> _What needs to be done_
Rewrite the part of the library dependencies passage below between "- [pandoc](https://pandoc.org/installing.html) (non-pdf" and "and well maintained.", inclusive, changing "minimalist" to "lightweight".

> _Document passage_
2. Install the system dependencies:

- [pandoc](https://pandoc.org/installing.html) (non-pdf text extraction, GPL v2.0 licensed but used via CLI only)
- [tesseract-ocr](https://tesseract-ocr.github.io/) (for image/PDF OCR, Apache License)

## Dependencies and Philosophy

This library is built to be minimalist and simple. It also aims to utilize OSS tools for the job. Its fundamentally a
high order async abstraction on top of other tools, think of it like the library you would bake in your code base, but
polished and well maintained.

### Dependencies

- PDFs are processed using pdfium2 for searchable PDFs + Tesseract OCR for scanned documents
- Images are processed using Tesseract OCR
- Office documents and other formats are processed using Pandoc
- PPTX files are converted using python-pptx
- HTML files are converted using html-to-markdown
- Plain text files are read directly with appropriate encoding detection

### Roadmap

V1:

- [x] - html file text extraction
- [ ] - better PDF table extraction
- [ ] - TBD

V2:

- [ ] - extra install groups (to make dependencies optional)

> _Provided data_
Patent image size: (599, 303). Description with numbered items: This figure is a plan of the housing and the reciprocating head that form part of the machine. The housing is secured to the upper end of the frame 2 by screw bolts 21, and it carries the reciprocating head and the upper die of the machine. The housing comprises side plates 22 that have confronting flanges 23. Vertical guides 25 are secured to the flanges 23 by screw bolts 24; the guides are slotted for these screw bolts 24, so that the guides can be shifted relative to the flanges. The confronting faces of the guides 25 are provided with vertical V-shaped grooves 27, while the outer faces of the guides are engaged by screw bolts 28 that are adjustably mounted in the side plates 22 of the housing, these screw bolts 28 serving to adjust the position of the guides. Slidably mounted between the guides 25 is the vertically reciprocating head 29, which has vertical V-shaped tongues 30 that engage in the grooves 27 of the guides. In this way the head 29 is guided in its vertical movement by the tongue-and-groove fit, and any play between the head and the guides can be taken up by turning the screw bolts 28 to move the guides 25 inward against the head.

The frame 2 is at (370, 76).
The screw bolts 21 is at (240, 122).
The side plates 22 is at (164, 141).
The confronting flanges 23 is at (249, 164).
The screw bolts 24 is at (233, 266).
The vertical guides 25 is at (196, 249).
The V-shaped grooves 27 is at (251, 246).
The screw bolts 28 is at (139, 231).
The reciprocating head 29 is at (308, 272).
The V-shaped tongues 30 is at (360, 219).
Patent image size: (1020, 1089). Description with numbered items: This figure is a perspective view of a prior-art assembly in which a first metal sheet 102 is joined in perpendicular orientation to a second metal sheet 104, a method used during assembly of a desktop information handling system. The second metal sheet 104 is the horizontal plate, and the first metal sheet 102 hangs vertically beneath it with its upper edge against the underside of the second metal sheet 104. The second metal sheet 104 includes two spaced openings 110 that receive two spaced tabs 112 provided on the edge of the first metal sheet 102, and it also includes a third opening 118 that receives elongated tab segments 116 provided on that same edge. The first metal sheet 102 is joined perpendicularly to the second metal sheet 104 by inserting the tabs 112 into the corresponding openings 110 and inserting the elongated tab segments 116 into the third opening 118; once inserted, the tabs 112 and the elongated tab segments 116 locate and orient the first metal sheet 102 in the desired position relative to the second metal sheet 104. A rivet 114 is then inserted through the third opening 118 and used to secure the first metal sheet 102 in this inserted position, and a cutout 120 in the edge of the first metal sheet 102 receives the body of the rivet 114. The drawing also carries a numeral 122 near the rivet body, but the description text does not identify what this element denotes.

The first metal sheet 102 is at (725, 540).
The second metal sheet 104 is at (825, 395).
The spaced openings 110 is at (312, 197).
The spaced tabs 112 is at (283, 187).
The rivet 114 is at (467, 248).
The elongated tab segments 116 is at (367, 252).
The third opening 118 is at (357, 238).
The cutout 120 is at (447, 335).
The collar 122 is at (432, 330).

> _Answer in full_
- [pandoc](https://pandoc.org/installing.html) (non-pdf text extraction, GPL v2.0 licensed but used via CLI only)
- [tesseract-ocr](https://tesseract-ocr.github.io/) (for image/PDF OCR, Apache License)

## Dependencies and Philosophy

This library is built to be lightweight and simple. It also aims to utilize OSS tools for the job. Its fundamentally a
high order async abstraction on top of other tools, think of it like the library you would bake in your code base, but
polished and well maintained.